▶ Exercise
Write out the records below word for word, please.

▶ Extracted records
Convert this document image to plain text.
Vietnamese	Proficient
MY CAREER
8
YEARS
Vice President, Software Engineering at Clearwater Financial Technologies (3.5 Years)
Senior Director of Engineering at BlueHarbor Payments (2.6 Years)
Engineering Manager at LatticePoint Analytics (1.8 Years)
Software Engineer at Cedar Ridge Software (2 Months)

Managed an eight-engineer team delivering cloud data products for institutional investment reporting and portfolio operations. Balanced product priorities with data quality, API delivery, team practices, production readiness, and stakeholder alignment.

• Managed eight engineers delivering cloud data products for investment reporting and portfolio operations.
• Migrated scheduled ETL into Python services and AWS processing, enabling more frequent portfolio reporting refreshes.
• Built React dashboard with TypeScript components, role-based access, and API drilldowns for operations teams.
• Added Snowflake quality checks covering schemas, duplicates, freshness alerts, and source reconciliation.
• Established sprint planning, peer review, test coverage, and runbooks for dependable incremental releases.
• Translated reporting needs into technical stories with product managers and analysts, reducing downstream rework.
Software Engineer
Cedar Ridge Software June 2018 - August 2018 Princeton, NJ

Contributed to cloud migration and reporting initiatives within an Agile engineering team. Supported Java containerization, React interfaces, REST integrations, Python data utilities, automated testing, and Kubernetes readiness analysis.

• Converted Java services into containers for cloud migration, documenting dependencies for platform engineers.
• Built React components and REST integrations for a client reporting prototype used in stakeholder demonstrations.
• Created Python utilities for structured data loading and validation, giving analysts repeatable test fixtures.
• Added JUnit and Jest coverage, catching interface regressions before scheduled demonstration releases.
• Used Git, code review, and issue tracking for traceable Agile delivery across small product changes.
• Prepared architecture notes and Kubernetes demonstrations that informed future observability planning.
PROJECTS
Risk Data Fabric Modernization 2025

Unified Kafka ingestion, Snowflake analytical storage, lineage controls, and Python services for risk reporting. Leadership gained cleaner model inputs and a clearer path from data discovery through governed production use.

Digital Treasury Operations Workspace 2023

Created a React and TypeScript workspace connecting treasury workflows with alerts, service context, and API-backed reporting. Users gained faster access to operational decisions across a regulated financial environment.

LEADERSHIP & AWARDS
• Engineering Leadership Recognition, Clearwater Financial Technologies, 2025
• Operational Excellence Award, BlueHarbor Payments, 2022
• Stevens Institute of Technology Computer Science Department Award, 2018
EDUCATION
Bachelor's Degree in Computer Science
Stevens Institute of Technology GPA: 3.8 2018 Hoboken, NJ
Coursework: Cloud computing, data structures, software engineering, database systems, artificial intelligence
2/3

▶ Response for this exercise
Convert this document image to plain text.
Vietnamese	Proficient
MY CAREER
8
YEARS
Vice President, Software Engineering at Clearwater Financial Technologies (3.5 Years)
Senior Director of Engineering at BlueHarbor Payments (2.6 Years)
Engineering Manager at LatticePoint Analytics (1.8 Years)
Software Engineer at Cedar Ridge Software (2 Months)

Managed an eight-engineer team delivering cloud data products for institutional investment reporting and portfolio operations. Balanced product priorities with data quality, API delivery, team practices, production readiness, and stakeholder alignment.

• Managed eight engineers delivering cloud data products for investment reporting and portfolio operations.
• Migrated scheduled ETL into Python services and AWS processing, enabling more frequent portfolio reporting refreshes.
• Built React dashboard with TypeScript components, role-based access, and API drilldowns for operations teams.
• Added Snowflake quality checks covering schemas, duplicates, freshness alerts, and source reconciliation.
• Established sprint planning, peer review, test coverage, and runbooks for dependable incremental releases.
• Translated reporting needs into technical stories with product managers and analysts, reducing downstream rework.
Software Engineer
Cedar Ridge Software June 2018 - August 2018 Princeton, NJ

Contributed to cloud migration and reporting initiatives within an Agile engineering team. Supported Java containerization, React interfaces, REST integrations, Python data utilities, automated testing, and Kubernetes readiness analysis.

• Converted Java services into containers for cloud migration, documenting dependencies for platform engineers.
• Built React components and REST integrations for a client reporting prototype used in stakeholder demonstrations.
• Created Python utilities for structured data loading and validation, giving analysts repeatable test fixtures.
• Added JUnit and Jest coverage, catching interface regressions before scheduled demonstration releases.
• Used Git, code review, and issue tracking for traceable Agile delivery across small product changes.
• Prepared architecture notes and Kubernetes demonstrations that informed future observability planning.
PROJECTS
Risk Data Fabric Modernization 2025

Unified Kafka ingestion, Snowflake analytical storage, lineage controls, and Python services for risk reporting. Leadership gained cleaner model inputs and a clearer path from data discovery through governed production use.

Digital Treasury Operations Workspace 2023

Created a React and TypeScript workspace connecting treasury workflows with alerts, service context, and API-backed reporting. Users gained faster access to operational decisions across a regulated financial environment.

LEADERSHIP & AWARDS
• Engineering Leadership Recognition, Clearwater Financial Technologies, 2025
• Operational Excellence Award, BlueHarbor Payments, 2022
• Stevens Institute of Technology Computer Science Department Award, 2018
EDUCATION
Bachelor's Degree in Computer Science
Stevens Institute of Technology GPA: 3.8 2018 Hoboken, NJ
Coursework: Cloud computing, data structures, software engineering, database systems, artificial intelligence
2/3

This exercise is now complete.